Records to use:

-- -- --

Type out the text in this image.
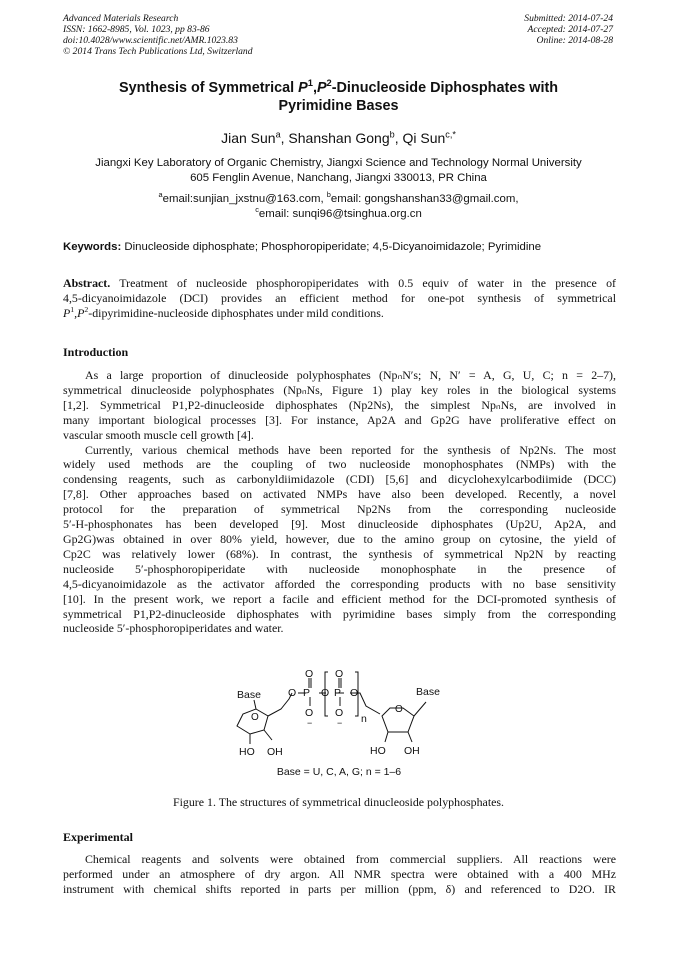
Advanced Materials Research
ISSN: 1662-8985, Vol. 1023, pp 83-86
doi:10.4028/www.scientific.net/AMR.1023.83
© 2014 Trans Tech Publications Ltd, Switzerland
Submitted: 2014-07-24
Accepted: 2014-07-27
Online: 2014-08-28
Synthesis of Symmetrical $P^1,P^2$-Dinucleoside Diphosphates with
Pyrimidine Bases
Jian Sun$^a$, Shanshan Gong$^b$, Qi Sun$^{c,*}$
Jiangxi Key Laboratory of Organic Chemistry, Jiangxi Science and Technology Normal University
605 Fenglin Avenue, Nanchang, Jiangxi 330013, PR China
$^a$email:sunjian_jxstnu@163.com, $^b$email: gongshanshan33@gmail.com,
$^c$email: sunqi96@tsinghua.org.cn
Keywords: Dinucleoside diphosphate; Phosphoropiperidate; 4,5-Dicyanoimidazole; Pyrimidine
Abstract. Treatment of nucleoside phosphoropiperidates with 0.5 equiv of water in the presence of
4,5-dicyanoimidazole (DCI) provides an efficient method for one-pot synthesis of symmetrical
$P^1,P^2-dipyrimidine$-nucleoside diphosphates under mild conditions.
Introduction
As a large proportion of dinucleoside polyphosphates (NpₙN′s; N, N′ = A, G, U, C; n = 2–7),
symmetrical dinucleoside polyphosphates (NpₙNs, Figure 1) play key roles in the biological systems
[1,2]. Symmetrical P1,P2-dinucleoside diphosphates (Np2Ns), the simplest NpₙNs, are involved in
many important biological processes [3]. For instance, Ap2A and Gp2G have proliferative effect on
vascular smooth muscle cell growth [4].
Currently, various chemical methods have been reported for the synthesis of Np2Ns. The most
widely used methods are the coupling of two nucleoside monophosphates (NMPs) with the
condensing reagents, such as carbonyldiimidazole (CDI) [5,6] and dicyclohexylcarbodiimide (DCC)
[7,8]. Other approaches based on activated NMPs have also been developed. Recently, a novel
protocol for the preparation of symmetrical Np2Ns from the corresponding nucleoside
5′-H-phosphonates has been developed [9]. Most dinucleoside diphosphates (Up2U, Ap2A, and
Gp2G)was obtained in over 80% yield, however, due to the amino group on cytosine, the yield of
Cp2C was relatively lower (68%). In contrast, the synthesis of symmetrical Np2N by reacting
nucleoside 5′-phosphoropiperidate with nucleoside monophosphate in the presence of
4,5-dicyanoimidazole as the activator afforded the corresponding products with no base sensitivity
[10]. In the present work, we report a facile and efficient method for the DCI-promoted synthesis of
symmetrical P1,P2-dinucleoside diphosphates with pyrimidine bases simply from the corresponding
nucleoside 5′-phosphoropiperidates and water.
Base
O
O P
O
O
−
O P
O
O
−
O
n
O
Base
HO OH	HO OH
Base = U, C, A, G; n = 1–6
Figure 1. The structures of symmetrical dinucleoside polyphosphates.
Experimental
Chemical reagents and solvents were obtained from commercial suppliers. All reactions were
performed under an atmosphere of dry argon. All NMR spectra were obtained with a 400 MHz
instrument with chemical shifts reported in parts per million (ppm, δ) and referenced to D2O. IR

-- -- --

Written problem: Give every line above again exactly, with no pictures.

Full solution:
Type out the text in this image.
Advanced Materials Research
ISSN: 1662-8985, Vol. 1023, pp 83-86
doi:10.4028/www.scientific.net/AMR.1023.83
© 2014 Trans Tech Publications Ltd, Switzerland
Submitted: 2014-07-24
Accepted: 2014-07-27
Online: 2014-08-28
Synthesis of Symmetrical $P^1,P^2$-Dinucleoside Diphosphates with
Pyrimidine Bases
Jian Sun$^a$, Shanshan Gong$^b$, Qi Sun$^{c,*}$
Jiangxi Key Laboratory of Organic Chemistry, Jiangxi Science and Technology Normal University
605 Fenglin Avenue, Nanchang, Jiangxi 330013, PR China
$^a$email:sunjian_jxstnu@163.com, $^b$email: gongshanshan33@gmail.com,
$^c$email: sunqi96@tsinghua.org.cn
Keywords: Dinucleoside diphosphate; Phosphoropiperidate; 4,5-Dicyanoimidazole; Pyrimidine
Abstract. Treatment of nucleoside phosphoropiperidates with 0.5 equiv of water in the presence of
4,5-dicyanoimidazole (DCI) provides an efficient method for one-pot synthesis of symmetrical
$P^1,P^2-dipyrimidine$-nucleoside diphosphates under mild conditions.
Introduction
As a large proportion of dinucleoside polyphosphates (NpₙN′s; N, N′ = A, G, U, C; n = 2–7),
symmetrical dinucleoside polyphosphates (NpₙNs, Figure 1) play key roles in the biological systems
[1,2]. Symmetrical P1,P2-dinucleoside diphosphates (Np2Ns), the simplest NpₙNs, are involved in
many important biological processes [3]. For instance, Ap2A and Gp2G have proliferative effect on
vascular smooth muscle cell growth [4].
Currently, various chemical methods have been reported for the synthesis of Np2Ns. The most
widely used methods are the coupling of two nucleoside monophosphates (NMPs) with the
condensing reagents, such as carbonyldiimidazole (CDI) [5,6] and dicyclohexylcarbodiimide (DCC)
[7,8]. Other approaches based on activated NMPs have also been developed. Recently, a novel
protocol for the preparation of symmetrical Np2Ns from the corresponding nucleoside
5′-H-phosphonates has been developed [9]. Most dinucleoside diphosphates (Up2U, Ap2A, and
Gp2G)was obtained in over 80% yield, however, due to the amino group on cytosine, the yield of
Cp2C was relatively lower (68%). In contrast, the synthesis of symmetrical Np2N by reacting
nucleoside 5′-phosphoropiperidate with nucleoside monophosphate in the presence of
4,5-dicyanoimidazole as the activator afforded the corresponding products with no base sensitivity
[10]. In the present work, we report a facile and efficient method for the DCI-promoted synthesis of
symmetrical P1,P2-dinucleoside diphosphates with pyrimidine bases simply from the corresponding
nucleoside 5′-phosphoropiperidates and water.
Base
O
O P
O
O
−
O P
O
O
−
O
n
O
Base
HO OH	HO OH
Base = U, C, A, G; n = 1–6
Figure 1. The structures of symmetrical dinucleoside polyphosphates.
Experimental
Chemical reagents and solvents were obtained from commercial suppliers. All reactions were
performed under an atmosphere of dry argon. All NMR spectra were obtained with a 400 MHz
instrument with chemical shifts reported in parts per million (ppm, δ) and referenced to D2O. IR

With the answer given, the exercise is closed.